#### Data for the task
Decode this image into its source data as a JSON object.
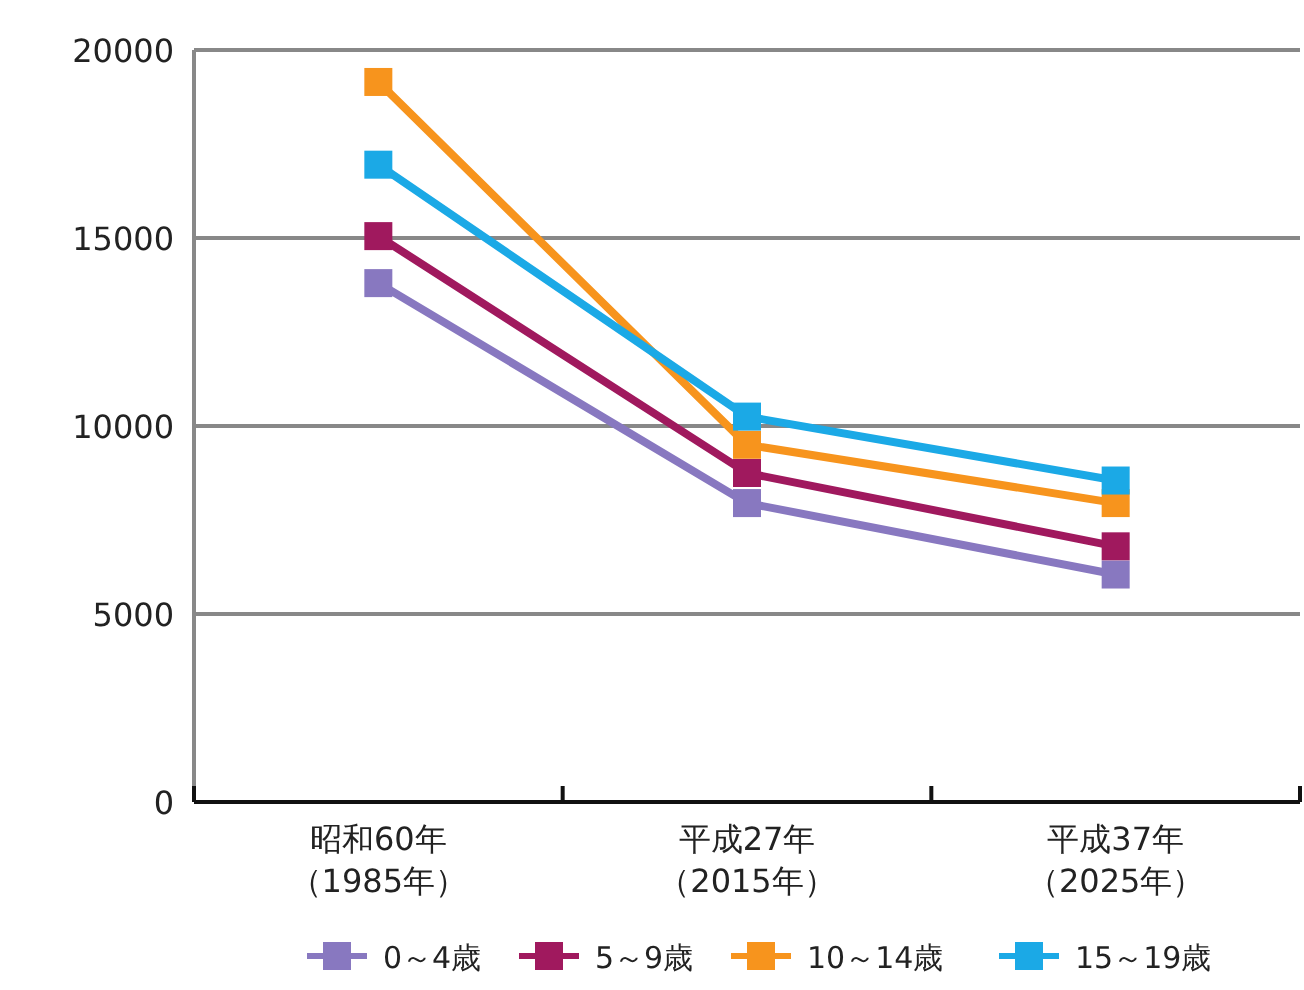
{
  "chart_data": {
    "type": "line",
    "categories": [
      "昭和60年（1985年）",
      "平成27年（2015年）",
      "平成37年（2025年）"
    ],
    "series": [
      {
        "name": "0～4歳",
        "color": "#8878c0",
        "values": [
          13800,
          7950,
          6050
        ]
      },
      {
        "name": "5～9歳",
        "color": "#a0195e",
        "values": [
          15050,
          8750,
          6800
        ]
      },
      {
        "name": "10～14歳",
        "color": "#f7941d",
        "values": [
          19150,
          9500,
          7950
        ]
      },
      {
        "name": "15～19歳",
        "color": "#1ba9e6",
        "values": [
          16950,
          10250,
          8550
        ]
      }
    ],
    "ylim": [
      0,
      20000
    ],
    "yticks": [
      0,
      5000,
      10000,
      15000,
      20000
    ],
    "grid": "y",
    "legend": "bottom",
    "marker": "square",
    "line_style": "solid"
  }
}
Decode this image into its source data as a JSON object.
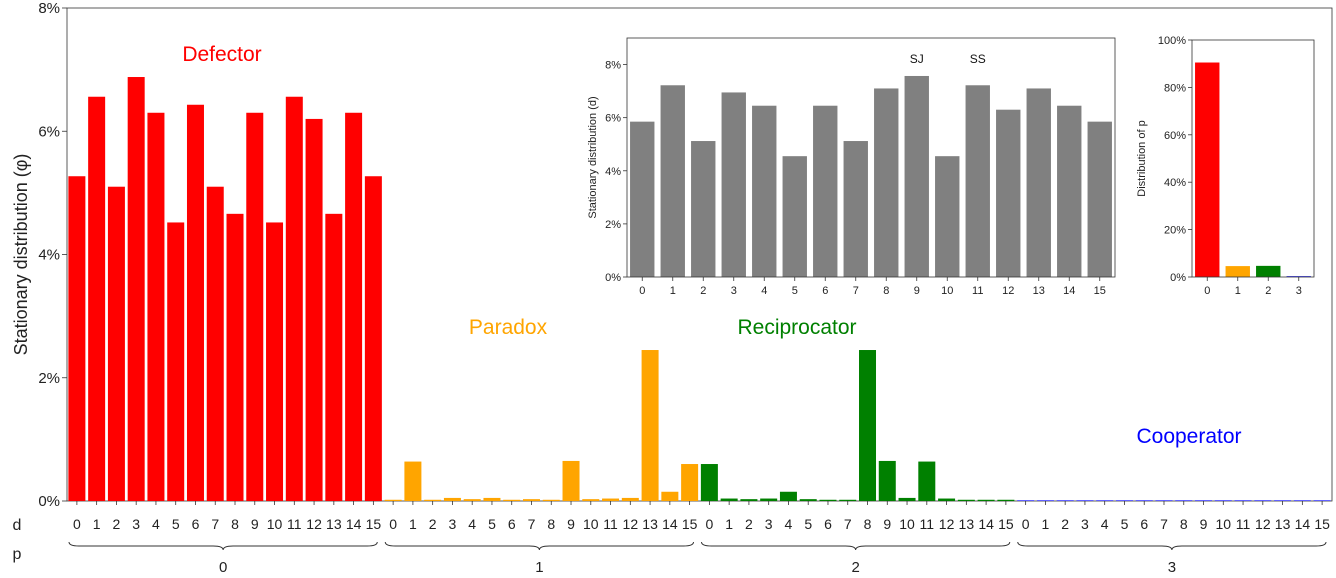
{
  "chart_data": [
    {
      "id": "main",
      "type": "bar",
      "ylabel": "Stationary distribution (φ)",
      "ylim": [
        0,
        8
      ],
      "yunit": "%",
      "yticks": [
        0,
        2,
        4,
        6,
        8
      ],
      "ytick_labels": [
        "0%",
        "2%",
        "4%",
        "6%",
        "8%"
      ],
      "row_label_d": "d",
      "row_label_p": "p",
      "d_ticks": [
        "0",
        "1",
        "2",
        "3",
        "4",
        "5",
        "6",
        "7",
        "8",
        "9",
        "10",
        "11",
        "12",
        "13",
        "14",
        "15"
      ],
      "groups": [
        {
          "p": "0",
          "name": "Defector",
          "color": "#ff0000",
          "values": [
            5.27,
            6.56,
            5.1,
            6.88,
            6.3,
            4.52,
            6.43,
            5.1,
            4.66,
            6.3,
            4.52,
            6.56,
            6.2,
            4.66,
            6.3,
            5.27
          ]
        },
        {
          "p": "1",
          "name": "Paradox",
          "color": "#ffa500",
          "values": [
            0.02,
            0.64,
            0.02,
            0.05,
            0.03,
            0.05,
            0.02,
            0.03,
            0.02,
            0.65,
            0.03,
            0.04,
            0.05,
            2.45,
            0.15,
            0.6
          ]
        },
        {
          "p": "2",
          "name": "Reciprocator",
          "color": "#008000",
          "values": [
            0.6,
            0.04,
            0.03,
            0.04,
            0.15,
            0.03,
            0.02,
            0.02,
            2.45,
            0.65,
            0.05,
            0.64,
            0.04,
            0.02,
            0.02,
            0.02
          ]
        },
        {
          "p": "3",
          "name": "Cooperator",
          "color": "#0000ff",
          "values": [
            0.01,
            0.01,
            0.01,
            0.01,
            0.01,
            0.01,
            0.01,
            0.01,
            0.01,
            0.01,
            0.01,
            0.01,
            0.01,
            0.01,
            0.01,
            0.01
          ]
        }
      ]
    },
    {
      "id": "inset_d",
      "type": "bar",
      "ylabel": "Stationary distribution (d)",
      "ylim": [
        0,
        9
      ],
      "yunit": "%",
      "yticks": [
        0,
        2,
        4,
        6,
        8
      ],
      "ytick_labels": [
        "0%",
        "2%",
        "4%",
        "6%",
        "8%"
      ],
      "categories": [
        "0",
        "1",
        "2",
        "3",
        "4",
        "5",
        "6",
        "7",
        "8",
        "9",
        "10",
        "11",
        "12",
        "13",
        "14",
        "15"
      ],
      "values": [
        5.85,
        7.22,
        5.12,
        6.95,
        6.45,
        4.55,
        6.45,
        5.12,
        7.1,
        7.57,
        4.55,
        7.22,
        6.3,
        7.1,
        6.45,
        5.85
      ],
      "color": "#808080",
      "annotations": [
        {
          "category": "9",
          "text": "SJ"
        },
        {
          "category": "11",
          "text": "SS"
        }
      ]
    },
    {
      "id": "inset_p",
      "type": "bar",
      "ylabel": "Distribution of p",
      "ylim": [
        0,
        100
      ],
      "yunit": "%",
      "yticks": [
        0,
        20,
        40,
        60,
        80,
        100
      ],
      "ytick_labels": [
        "0%",
        "20%",
        "40%",
        "60%",
        "80%",
        "100%"
      ],
      "categories": [
        "0",
        "1",
        "2",
        "3"
      ],
      "values": [
        90.5,
        4.6,
        4.7,
        0.2
      ],
      "colors": [
        "#ff0000",
        "#ffa500",
        "#008000",
        "#0000ff"
      ]
    }
  ]
}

#### Exercise brief
Give every line back word for word and leave the pictures out.

#### Exercise result
Decode this image into its source data as a JSON object.
{
  "chart_data": {
    "type": "line",
    "categories": [
      "昭和60年（1985年）",
      "平成27年（2015年）",
      "平成37年（2025年）"
    ],
    "series": [
      {
        "name": "0～4歳",
        "color": "#8878c0",
        "values": [
          13800,
          7950,
          6050
        ]
      },
      {
        "name": "5～9歳",
        "color": "#a0195e",
        "values": [
          15050,
          8750,
          6800
        ]
      },
      {
        "name": "10～14歳",
        "color": "#f7941d",
        "values": [
          19150,
          9500,
          7950
        ]
      },
      {
        "name": "15～19歳",
        "color": "#1ba9e6",
        "values": [
          16950,
          10250,
          8550
        ]
      }
    ],
    "ylim": [
      0,
      20000
    ],
    "yticks": [
      0,
      5000,
      10000,
      15000,
      20000
    ],
    "grid": "y",
    "legend": "bottom",
    "marker": "square",
    "line_style": "solid"
  }
}
Decode this image into its source data as a JSON object.
{
  "chart_data": [
    {
      "id": "main",
      "type": "bar",
      "ylabel": "Stationary distribution (φ)",
      "ylim": [
        0,
        8
      ],
      "yunit": "%",
      "yticks": [
        0,
        2,
        4,
        6,
        8
      ],
      "ytick_labels": [
        "0%",
        "2%",
        "4%",
        "6%",
        "8%"
      ],
      "row_label_d": "d",
      "row_label_p": "p",
      "d_ticks": [
        "0",
        "1",
        "2",
        "3",
        "4",
        "5",
        "6",
        "7",
        "8",
        "9",
        "10",
        "11",
        "12",
        "13",
        "14",
        "15"
      ],
      "groups": [
        {
          "p": "0",
          "name": "Defector",
          "color": "#ff0000",
          "values": [
            5.27,
            6.56,
            5.1,
            6.88,
            6.3,
            4.52,
            6.43,
            5.1,
            4.66,
            6.3,
            4.52,
            6.56,
            6.2,
            4.66,
            6.3,
            5.27
          ]
        },
        {
          "p": "1",
          "name": "Paradox",
          "color": "#ffa500",
          "values": [
            0.02,
            0.64,
            0.02,
            0.05,
            0.03,
            0.05,
            0.02,
            0.03,
            0.02,
            0.65,
            0.03,
            0.04,
            0.05,
            2.45,
            0.15,
            0.6
          ]
        },
        {
          "p": "2",
          "name": "Reciprocator",
          "color": "#008000",
          "values": [
            0.6,
            0.04,
            0.03,
            0.04,
            0.15,
            0.03,
            0.02,
            0.02,
            2.45,
            0.65,
            0.05,
            0.64,
            0.04,
            0.02,
            0.02,
            0.02
          ]
        },
        {
          "p": "3",
          "name": "Cooperator",
          "color": "#0000ff",
          "values": [
            0.01,
            0.01,
            0.01,
            0.01,
            0.01,
            0.01,
            0.01,
            0.01,
            0.01,
            0.01,
            0.01,
            0.01,
            0.01,
            0.01,
            0.01,
            0.01
          ]
        }
      ]
    },
    {
      "id": "inset_d",
      "type": "bar",
      "ylabel": "Stationary distribution (d)",
      "ylim": [
        0,
        9
      ],
      "yunit": "%",
      "yticks": [
        0,
        2,
        4,
        6,
        8
      ],
      "ytick_labels": [
        "0%",
        "2%",
        "4%",
        "6%",
        "8%"
      ],
      "categories": [
        "0",
        "1",
        "2",
        "3",
        "4",
        "5",
        "6",
        "7",
        "8",
        "9",
        "10",
        "11",
        "12",
        "13",
        "14",
        "15"
      ],
      "values": [
        5.85,
        7.22,
        5.12,
        6.95,
        6.45,
        4.55,
        6.45,
        5.12,
        7.1,
        7.57,
        4.55,
        7.22,
        6.3,
        7.1,
        6.45,
        5.85
      ],
      "color": "#808080",
      "annotations": [
        {
          "category": "9",
          "text": "SJ"
        },
        {
          "category": "11",
          "text": "SS"
        }
      ]
    },
    {
      "id": "inset_p",
      "type": "bar",
      "ylabel": "Distribution of p",
      "ylim": [
        0,
        100
      ],
      "yunit": "%",
      "yticks": [
        0,
        20,
        40,
        60,
        80,
        100
      ],
      "ytick_labels": [
        "0%",
        "20%",
        "40%",
        "60%",
        "80%",
        "100%"
      ],
      "categories": [
        "0",
        "1",
        "2",
        "3"
      ],
      "values": [
        90.5,
        4.6,
        4.7,
        0.2
      ],
      "colors": [
        "#ff0000",
        "#ffa500",
        "#008000",
        "#0000ff"
      ]
    }
  ]
}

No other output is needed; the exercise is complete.